> _PROBLEMS AND TASKS_
A: According to the Weekend Edition Saturday description, how many wars has Scott Simon covered?
B: Reproduce the Weekend Edition Saturday description word for word from "Saturdays from 8-10" to "guy next door.".
C: List every topic that the Weekend Edition Saturday description names among the subjects of the program's analysis and features.

> _SOURCE DOCUMENT_
Weekend Edition Saturday

Saturdays from 8-10 a.m.

Saturday mornings are made for Weekend Edition Saturday, the program wraps up the week's news and offers a mix of analysis and features on a wide range of topics, including arts, sports, entertainment, and human interest stories. The two-hour program is hosted by NPR's Peabody Award-winning Scott Simon.

Drawing on his experience in covering 10 wars and stories in all 50 states and seven continents, Simon brings a humorous, sophisticated and often moving perspective to each show. He is as comfortable having a conversation with a major world leader as he is talking with a Hollywood celebrity or the guy next door.

(Annotated item listings)

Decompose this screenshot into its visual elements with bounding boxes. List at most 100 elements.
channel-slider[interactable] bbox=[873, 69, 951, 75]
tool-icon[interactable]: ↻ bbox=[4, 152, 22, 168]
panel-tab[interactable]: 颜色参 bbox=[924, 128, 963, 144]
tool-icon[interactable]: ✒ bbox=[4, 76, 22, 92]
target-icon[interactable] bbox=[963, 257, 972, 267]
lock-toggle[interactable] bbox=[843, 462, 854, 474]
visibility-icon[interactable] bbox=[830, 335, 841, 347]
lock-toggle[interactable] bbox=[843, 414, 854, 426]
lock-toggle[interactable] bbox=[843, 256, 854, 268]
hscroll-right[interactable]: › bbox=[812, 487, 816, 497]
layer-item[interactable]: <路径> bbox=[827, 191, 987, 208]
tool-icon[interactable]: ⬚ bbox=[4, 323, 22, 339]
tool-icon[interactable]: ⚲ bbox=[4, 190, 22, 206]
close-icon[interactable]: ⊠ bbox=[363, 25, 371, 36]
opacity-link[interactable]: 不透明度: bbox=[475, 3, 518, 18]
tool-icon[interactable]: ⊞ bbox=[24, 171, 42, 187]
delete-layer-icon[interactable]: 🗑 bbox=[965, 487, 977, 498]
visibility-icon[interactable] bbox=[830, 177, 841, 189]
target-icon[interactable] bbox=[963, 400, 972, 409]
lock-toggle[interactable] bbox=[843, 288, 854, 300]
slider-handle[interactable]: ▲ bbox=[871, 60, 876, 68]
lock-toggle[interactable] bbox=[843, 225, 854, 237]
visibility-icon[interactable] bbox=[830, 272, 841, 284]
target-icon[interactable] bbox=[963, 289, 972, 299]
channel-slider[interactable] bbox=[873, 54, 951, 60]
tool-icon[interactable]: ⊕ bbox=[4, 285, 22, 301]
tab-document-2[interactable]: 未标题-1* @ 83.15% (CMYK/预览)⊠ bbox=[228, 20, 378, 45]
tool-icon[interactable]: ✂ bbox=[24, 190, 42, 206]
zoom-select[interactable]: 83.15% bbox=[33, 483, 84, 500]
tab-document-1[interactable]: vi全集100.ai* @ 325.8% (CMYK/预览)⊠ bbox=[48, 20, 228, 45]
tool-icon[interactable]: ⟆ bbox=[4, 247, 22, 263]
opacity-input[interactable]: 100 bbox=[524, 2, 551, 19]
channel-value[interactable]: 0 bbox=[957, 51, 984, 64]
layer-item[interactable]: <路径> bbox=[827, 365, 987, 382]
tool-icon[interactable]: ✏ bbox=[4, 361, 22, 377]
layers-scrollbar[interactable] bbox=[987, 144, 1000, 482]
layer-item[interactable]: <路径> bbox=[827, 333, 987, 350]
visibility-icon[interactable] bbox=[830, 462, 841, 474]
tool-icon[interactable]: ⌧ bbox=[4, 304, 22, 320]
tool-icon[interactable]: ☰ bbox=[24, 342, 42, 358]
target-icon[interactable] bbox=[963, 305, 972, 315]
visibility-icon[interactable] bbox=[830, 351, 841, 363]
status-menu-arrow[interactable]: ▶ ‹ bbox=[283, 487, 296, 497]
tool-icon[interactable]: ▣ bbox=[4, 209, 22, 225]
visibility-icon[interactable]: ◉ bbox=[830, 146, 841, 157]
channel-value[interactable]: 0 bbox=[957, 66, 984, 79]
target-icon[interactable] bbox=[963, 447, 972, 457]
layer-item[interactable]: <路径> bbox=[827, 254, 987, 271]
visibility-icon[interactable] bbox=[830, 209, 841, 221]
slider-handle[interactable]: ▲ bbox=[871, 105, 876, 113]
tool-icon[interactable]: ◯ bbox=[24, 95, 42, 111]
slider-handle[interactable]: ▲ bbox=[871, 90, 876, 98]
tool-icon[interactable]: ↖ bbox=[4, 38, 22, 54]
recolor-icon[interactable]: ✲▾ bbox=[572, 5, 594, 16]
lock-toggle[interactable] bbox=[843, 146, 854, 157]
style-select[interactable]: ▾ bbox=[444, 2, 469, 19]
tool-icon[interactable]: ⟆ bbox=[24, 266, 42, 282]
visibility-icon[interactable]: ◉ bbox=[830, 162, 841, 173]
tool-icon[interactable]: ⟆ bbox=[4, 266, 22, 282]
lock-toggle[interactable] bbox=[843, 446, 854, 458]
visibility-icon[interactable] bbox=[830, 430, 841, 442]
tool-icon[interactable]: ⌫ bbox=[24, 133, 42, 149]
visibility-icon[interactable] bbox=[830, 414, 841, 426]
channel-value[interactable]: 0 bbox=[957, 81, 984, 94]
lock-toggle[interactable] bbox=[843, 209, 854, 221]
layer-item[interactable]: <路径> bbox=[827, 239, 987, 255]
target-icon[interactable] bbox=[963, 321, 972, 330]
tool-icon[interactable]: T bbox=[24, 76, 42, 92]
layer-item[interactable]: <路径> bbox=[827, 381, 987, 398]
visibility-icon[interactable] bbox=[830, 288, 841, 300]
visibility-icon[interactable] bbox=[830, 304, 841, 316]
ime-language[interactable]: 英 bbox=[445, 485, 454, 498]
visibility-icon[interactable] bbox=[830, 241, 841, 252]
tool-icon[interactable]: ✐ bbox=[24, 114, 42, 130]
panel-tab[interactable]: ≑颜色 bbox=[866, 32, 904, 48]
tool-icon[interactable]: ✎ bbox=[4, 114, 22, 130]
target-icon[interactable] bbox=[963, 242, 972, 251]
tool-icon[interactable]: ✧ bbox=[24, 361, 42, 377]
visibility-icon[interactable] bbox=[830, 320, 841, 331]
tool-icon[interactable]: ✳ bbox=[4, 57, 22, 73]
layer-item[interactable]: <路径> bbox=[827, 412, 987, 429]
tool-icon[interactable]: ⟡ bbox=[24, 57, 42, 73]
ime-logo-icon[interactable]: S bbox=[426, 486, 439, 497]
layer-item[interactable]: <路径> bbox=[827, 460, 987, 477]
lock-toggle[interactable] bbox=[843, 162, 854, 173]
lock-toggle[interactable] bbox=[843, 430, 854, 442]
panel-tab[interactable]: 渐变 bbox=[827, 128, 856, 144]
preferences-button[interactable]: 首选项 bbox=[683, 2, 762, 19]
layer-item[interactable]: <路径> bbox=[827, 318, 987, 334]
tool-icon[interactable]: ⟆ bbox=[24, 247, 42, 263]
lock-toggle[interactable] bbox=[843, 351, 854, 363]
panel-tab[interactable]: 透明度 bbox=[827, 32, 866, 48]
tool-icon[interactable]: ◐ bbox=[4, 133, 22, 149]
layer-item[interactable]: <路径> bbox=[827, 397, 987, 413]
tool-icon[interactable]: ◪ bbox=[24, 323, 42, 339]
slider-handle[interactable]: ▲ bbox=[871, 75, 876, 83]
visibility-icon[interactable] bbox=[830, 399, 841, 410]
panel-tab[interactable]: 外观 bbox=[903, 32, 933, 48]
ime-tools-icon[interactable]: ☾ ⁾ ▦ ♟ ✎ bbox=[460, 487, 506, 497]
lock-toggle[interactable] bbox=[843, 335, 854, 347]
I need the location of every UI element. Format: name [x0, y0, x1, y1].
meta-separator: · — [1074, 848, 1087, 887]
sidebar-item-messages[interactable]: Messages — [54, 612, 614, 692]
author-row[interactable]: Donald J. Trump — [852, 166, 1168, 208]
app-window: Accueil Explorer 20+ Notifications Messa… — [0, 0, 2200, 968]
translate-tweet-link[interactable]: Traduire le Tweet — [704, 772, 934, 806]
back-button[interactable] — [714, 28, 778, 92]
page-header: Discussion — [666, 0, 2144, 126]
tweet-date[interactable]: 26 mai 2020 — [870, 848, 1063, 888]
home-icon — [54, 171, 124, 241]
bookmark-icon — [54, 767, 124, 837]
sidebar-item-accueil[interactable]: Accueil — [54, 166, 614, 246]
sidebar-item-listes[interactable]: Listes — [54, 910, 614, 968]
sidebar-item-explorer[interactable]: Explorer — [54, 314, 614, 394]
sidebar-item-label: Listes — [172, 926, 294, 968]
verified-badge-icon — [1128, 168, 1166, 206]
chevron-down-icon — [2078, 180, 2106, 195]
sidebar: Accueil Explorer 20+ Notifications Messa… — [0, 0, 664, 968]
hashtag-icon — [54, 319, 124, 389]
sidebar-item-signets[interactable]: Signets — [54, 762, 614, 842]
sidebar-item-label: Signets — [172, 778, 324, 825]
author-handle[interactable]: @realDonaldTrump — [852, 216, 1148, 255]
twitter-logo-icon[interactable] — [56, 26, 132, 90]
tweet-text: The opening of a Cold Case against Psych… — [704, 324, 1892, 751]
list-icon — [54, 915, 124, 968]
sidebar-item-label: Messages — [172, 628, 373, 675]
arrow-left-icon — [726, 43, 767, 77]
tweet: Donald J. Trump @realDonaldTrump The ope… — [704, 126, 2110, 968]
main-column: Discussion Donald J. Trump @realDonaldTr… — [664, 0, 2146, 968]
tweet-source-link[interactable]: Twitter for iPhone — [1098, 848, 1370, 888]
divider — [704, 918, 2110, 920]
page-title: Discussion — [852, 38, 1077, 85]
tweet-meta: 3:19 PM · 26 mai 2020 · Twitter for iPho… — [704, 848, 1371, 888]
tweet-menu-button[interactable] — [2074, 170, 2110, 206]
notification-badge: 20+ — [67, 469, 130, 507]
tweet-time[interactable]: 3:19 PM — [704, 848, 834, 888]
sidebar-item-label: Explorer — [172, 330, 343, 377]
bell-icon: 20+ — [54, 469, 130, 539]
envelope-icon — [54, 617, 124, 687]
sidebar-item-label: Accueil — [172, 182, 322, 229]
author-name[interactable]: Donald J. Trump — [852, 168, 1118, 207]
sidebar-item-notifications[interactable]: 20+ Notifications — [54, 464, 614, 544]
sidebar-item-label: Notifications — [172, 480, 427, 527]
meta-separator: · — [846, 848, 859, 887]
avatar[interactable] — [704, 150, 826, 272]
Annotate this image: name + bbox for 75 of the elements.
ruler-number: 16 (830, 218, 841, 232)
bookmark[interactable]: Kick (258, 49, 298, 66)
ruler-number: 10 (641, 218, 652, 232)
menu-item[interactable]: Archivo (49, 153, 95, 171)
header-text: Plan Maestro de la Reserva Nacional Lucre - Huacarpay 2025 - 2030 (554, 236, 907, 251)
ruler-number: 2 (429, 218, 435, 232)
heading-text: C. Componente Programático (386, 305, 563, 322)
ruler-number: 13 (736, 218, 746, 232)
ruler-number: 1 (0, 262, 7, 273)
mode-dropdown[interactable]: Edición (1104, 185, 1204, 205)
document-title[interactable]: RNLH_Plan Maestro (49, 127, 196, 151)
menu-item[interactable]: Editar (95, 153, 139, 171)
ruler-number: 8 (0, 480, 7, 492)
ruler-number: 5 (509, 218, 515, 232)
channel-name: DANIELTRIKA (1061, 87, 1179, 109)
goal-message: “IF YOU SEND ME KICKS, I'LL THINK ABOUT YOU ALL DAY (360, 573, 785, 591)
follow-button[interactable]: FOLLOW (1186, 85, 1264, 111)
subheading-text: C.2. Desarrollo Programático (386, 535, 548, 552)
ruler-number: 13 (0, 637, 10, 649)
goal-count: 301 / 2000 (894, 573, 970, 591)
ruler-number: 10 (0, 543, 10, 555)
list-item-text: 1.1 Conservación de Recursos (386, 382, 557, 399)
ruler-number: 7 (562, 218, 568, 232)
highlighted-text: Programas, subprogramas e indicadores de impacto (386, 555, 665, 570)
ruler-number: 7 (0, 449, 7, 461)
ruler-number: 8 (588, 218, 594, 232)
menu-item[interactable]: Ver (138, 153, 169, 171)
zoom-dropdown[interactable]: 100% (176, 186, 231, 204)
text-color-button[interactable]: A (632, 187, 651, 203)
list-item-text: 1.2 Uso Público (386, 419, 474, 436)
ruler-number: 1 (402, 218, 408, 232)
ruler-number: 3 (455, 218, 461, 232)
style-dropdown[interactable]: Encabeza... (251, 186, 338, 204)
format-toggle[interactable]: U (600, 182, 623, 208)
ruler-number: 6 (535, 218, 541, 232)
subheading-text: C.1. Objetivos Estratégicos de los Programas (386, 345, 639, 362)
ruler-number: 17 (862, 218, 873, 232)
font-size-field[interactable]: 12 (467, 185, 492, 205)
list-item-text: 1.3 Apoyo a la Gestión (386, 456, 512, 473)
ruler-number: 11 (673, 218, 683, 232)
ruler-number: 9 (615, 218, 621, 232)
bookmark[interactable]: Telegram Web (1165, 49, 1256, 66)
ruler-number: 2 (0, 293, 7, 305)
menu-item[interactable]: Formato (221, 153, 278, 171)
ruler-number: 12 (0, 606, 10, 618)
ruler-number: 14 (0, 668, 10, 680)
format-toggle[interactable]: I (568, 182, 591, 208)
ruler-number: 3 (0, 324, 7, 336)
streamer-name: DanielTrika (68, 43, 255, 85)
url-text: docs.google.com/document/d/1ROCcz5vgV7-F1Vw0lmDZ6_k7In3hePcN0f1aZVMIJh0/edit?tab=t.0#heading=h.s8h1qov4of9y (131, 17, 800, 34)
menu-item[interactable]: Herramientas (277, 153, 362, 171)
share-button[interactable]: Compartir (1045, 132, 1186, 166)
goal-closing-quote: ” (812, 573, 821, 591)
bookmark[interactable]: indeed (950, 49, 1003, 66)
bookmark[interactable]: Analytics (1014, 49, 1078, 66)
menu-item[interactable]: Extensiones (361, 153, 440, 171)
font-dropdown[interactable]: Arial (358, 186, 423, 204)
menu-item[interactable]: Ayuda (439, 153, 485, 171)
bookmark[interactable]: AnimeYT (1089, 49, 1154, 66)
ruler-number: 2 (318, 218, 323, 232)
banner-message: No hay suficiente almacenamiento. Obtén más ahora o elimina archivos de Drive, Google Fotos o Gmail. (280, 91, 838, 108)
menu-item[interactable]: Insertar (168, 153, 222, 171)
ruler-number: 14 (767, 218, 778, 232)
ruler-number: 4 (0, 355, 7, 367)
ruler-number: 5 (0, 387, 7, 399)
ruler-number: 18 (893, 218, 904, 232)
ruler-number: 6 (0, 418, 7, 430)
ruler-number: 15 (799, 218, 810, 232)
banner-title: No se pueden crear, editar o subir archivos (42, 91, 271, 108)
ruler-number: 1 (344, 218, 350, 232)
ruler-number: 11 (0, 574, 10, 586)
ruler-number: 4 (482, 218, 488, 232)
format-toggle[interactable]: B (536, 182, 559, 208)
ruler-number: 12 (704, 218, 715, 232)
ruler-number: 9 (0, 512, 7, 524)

> _SOLVED TASKS_
A: He has covered 10 wars.

B:
Saturdays from 8-10 a.m.

Saturday mornings are made for Weekend Edition Saturday, the program wraps up the week's news and offers a mix of analysis and features on a wide range of topics, including arts, sports, entertainment, and human interest stories. The two-hour program is hosted by NPR's Peabody Award-winning Scott Simon.

Drawing on his experience in covering 10 wars and stories in all 50 states and seven continents, Simon brings a humorous, sophisticated and often moving perspective to each show. He is as comfortable having a conversation with a major world leader as he is talking with a Hollywood celebrity or the guy next door.

C:
- arts
- sports
- entertainment
- human interest stories